• **WHAT IS REQUIRED**: Please copy every line of the records below that holds the word "arcmin".

• **DATA EXCERPTS**:

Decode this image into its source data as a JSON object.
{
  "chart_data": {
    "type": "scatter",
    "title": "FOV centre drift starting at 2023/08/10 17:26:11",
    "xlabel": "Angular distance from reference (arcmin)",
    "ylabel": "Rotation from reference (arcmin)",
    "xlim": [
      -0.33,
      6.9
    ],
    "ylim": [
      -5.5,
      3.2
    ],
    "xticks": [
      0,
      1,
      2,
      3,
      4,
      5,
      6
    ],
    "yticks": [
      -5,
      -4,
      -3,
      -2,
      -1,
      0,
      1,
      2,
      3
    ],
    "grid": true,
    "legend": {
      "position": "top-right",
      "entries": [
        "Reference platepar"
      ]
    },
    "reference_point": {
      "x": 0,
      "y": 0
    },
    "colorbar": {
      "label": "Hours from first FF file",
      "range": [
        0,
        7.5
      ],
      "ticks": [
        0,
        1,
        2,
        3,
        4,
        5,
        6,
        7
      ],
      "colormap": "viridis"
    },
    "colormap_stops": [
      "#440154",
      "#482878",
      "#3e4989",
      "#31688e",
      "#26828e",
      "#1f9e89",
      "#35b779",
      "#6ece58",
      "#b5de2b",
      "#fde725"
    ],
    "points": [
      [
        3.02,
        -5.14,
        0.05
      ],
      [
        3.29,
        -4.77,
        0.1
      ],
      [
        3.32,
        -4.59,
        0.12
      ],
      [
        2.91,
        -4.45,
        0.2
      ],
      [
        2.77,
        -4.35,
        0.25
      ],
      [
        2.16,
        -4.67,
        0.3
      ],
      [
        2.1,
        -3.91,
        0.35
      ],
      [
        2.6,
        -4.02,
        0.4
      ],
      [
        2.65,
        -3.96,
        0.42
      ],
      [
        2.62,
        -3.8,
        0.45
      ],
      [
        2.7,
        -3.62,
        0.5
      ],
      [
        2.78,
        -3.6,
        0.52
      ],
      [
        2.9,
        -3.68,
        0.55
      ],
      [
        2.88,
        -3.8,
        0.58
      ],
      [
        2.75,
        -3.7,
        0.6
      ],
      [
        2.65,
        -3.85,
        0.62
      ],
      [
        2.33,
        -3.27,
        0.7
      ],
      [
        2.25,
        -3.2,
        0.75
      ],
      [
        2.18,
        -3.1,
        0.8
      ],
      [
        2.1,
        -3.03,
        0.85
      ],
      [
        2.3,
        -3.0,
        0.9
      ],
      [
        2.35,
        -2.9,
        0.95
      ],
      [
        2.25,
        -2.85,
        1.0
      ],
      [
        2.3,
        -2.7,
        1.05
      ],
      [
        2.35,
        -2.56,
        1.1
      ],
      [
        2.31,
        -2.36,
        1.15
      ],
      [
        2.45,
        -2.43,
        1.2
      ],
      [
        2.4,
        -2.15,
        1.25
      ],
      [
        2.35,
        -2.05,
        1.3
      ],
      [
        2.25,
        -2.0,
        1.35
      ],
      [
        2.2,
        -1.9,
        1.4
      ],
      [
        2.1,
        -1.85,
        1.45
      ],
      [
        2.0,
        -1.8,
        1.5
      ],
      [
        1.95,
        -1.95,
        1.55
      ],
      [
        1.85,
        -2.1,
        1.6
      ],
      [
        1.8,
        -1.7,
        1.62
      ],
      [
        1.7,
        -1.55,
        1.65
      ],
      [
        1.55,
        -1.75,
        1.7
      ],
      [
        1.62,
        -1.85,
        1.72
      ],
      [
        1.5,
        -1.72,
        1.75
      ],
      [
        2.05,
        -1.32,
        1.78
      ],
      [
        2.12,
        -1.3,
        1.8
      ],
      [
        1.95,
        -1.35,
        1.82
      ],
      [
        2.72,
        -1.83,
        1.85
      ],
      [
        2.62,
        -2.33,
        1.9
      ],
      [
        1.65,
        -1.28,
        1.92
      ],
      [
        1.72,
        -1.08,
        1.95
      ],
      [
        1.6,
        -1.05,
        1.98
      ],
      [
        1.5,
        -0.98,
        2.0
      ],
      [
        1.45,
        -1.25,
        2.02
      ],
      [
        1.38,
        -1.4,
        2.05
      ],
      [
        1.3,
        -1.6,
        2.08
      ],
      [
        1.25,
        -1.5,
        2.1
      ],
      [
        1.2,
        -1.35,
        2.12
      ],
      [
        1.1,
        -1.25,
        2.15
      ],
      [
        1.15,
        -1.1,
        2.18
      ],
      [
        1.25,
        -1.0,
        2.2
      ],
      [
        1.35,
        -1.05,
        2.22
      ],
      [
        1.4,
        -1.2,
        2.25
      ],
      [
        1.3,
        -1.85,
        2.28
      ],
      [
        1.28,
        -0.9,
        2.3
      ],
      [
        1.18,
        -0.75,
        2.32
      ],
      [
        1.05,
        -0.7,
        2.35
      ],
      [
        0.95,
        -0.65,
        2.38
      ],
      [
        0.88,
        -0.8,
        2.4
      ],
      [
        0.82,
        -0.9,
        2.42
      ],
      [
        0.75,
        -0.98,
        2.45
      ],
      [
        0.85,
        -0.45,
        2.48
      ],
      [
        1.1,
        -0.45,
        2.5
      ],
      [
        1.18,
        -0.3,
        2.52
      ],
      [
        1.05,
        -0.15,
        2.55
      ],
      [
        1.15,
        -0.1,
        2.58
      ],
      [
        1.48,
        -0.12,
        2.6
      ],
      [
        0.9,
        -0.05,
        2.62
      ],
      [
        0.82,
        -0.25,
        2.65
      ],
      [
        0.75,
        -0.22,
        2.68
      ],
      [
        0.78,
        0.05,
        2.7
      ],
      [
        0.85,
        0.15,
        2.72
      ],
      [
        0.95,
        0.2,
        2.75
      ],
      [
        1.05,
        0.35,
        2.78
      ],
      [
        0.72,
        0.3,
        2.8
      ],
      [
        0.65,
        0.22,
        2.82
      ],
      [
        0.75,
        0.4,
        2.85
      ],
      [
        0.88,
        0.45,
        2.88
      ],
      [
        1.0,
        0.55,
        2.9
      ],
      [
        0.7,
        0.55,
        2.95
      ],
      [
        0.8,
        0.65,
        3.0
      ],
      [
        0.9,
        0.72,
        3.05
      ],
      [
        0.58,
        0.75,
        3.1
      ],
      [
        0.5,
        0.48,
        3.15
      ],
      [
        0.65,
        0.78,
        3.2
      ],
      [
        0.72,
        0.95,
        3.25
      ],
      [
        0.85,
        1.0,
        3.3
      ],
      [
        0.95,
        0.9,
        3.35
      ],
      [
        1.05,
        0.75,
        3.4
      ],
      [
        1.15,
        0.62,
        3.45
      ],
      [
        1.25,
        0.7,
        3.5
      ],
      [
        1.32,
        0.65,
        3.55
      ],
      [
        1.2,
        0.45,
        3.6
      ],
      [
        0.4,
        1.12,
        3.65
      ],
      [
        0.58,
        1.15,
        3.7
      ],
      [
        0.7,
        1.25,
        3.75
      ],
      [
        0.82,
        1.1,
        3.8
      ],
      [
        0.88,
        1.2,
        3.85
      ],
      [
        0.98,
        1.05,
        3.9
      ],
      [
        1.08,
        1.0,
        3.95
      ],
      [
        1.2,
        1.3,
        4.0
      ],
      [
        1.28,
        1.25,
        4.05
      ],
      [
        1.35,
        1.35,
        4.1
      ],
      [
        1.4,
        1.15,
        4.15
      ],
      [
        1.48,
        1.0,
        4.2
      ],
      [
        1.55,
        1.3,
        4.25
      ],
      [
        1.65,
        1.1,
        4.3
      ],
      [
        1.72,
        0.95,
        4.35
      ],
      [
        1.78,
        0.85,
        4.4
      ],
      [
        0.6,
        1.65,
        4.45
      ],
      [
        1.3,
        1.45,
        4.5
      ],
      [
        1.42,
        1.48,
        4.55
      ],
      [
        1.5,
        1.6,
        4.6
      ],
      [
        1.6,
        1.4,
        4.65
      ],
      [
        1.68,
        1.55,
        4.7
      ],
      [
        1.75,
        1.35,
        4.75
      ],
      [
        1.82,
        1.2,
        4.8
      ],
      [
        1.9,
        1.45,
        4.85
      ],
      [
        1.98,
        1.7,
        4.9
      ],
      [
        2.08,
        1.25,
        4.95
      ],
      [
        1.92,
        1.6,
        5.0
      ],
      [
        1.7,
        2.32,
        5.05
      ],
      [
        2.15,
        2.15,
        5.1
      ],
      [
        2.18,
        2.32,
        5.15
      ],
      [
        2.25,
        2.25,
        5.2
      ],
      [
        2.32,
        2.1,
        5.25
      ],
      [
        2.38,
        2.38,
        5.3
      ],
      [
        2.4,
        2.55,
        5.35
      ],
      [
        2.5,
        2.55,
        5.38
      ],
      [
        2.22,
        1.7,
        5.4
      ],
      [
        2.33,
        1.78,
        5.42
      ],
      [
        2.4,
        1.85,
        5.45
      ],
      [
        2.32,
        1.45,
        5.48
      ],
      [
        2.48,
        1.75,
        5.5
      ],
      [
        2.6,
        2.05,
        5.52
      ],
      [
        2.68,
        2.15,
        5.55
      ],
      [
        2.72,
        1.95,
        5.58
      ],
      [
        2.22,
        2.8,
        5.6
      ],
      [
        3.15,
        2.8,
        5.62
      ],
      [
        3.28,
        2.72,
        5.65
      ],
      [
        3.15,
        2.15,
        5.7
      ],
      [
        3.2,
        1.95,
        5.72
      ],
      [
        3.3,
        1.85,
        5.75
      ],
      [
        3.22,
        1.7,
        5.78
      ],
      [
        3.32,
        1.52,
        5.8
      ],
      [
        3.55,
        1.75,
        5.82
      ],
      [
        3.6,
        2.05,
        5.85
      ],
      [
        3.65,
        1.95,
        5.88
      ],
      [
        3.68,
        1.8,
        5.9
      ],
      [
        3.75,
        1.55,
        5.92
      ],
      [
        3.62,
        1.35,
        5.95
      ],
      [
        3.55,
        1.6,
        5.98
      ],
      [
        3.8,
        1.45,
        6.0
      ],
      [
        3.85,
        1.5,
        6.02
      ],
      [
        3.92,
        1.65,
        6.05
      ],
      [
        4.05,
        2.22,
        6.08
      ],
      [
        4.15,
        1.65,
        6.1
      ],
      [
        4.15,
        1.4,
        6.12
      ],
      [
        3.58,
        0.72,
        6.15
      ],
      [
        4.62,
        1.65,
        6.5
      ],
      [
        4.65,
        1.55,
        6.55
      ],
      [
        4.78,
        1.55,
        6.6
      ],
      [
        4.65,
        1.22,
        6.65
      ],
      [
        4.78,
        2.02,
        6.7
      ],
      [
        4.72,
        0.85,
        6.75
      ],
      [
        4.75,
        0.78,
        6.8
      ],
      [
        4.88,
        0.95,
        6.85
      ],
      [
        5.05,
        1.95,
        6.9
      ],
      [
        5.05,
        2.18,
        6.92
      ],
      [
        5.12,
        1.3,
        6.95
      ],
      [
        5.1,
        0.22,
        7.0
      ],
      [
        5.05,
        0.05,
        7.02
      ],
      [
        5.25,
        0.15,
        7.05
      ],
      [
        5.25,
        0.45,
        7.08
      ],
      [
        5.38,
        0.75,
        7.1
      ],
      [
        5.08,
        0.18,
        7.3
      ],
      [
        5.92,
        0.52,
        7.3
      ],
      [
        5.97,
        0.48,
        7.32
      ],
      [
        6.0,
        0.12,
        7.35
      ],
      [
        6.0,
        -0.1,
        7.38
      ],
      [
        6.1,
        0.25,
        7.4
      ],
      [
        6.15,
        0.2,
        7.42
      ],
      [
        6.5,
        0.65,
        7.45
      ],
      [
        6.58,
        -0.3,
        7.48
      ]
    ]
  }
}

• **SOLUTION**:
    "xlabel": "Angular distance from reference (arcmin)",
    "ylabel": "Rotation from reference (arcmin)",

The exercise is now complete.